Stored records:
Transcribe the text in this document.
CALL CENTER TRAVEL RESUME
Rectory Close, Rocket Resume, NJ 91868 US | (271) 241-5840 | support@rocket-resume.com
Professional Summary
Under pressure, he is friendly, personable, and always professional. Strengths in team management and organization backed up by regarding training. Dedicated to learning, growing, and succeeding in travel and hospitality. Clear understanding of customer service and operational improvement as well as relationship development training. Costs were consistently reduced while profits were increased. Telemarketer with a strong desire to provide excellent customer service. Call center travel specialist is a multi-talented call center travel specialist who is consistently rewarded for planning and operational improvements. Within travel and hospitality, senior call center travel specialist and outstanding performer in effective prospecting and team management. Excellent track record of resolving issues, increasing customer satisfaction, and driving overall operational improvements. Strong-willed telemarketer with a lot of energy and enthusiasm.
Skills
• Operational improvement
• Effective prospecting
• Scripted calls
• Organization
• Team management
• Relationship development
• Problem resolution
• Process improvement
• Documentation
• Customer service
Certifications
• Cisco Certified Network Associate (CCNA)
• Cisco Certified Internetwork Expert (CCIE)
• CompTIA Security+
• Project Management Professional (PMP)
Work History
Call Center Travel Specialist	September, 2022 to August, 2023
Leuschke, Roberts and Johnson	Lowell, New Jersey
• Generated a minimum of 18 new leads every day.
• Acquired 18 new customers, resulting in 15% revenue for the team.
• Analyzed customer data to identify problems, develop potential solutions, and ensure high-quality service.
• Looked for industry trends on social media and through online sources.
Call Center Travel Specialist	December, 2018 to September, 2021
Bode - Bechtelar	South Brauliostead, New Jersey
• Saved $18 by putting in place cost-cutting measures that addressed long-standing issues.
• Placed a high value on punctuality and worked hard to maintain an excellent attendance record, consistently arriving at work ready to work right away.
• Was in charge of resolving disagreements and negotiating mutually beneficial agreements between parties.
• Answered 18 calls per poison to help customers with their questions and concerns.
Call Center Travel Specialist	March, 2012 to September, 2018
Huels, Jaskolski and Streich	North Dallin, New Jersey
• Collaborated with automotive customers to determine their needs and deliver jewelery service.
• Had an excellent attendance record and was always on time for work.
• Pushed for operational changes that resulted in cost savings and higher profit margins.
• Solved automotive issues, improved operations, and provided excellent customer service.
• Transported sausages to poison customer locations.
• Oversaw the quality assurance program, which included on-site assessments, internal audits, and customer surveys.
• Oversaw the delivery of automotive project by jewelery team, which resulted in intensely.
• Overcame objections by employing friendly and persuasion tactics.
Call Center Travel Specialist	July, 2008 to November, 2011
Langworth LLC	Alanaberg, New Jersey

REQUEST ->
Find every line with "quality" in the listing and state how many there are, nothing else.

THE OUTPUT ->
2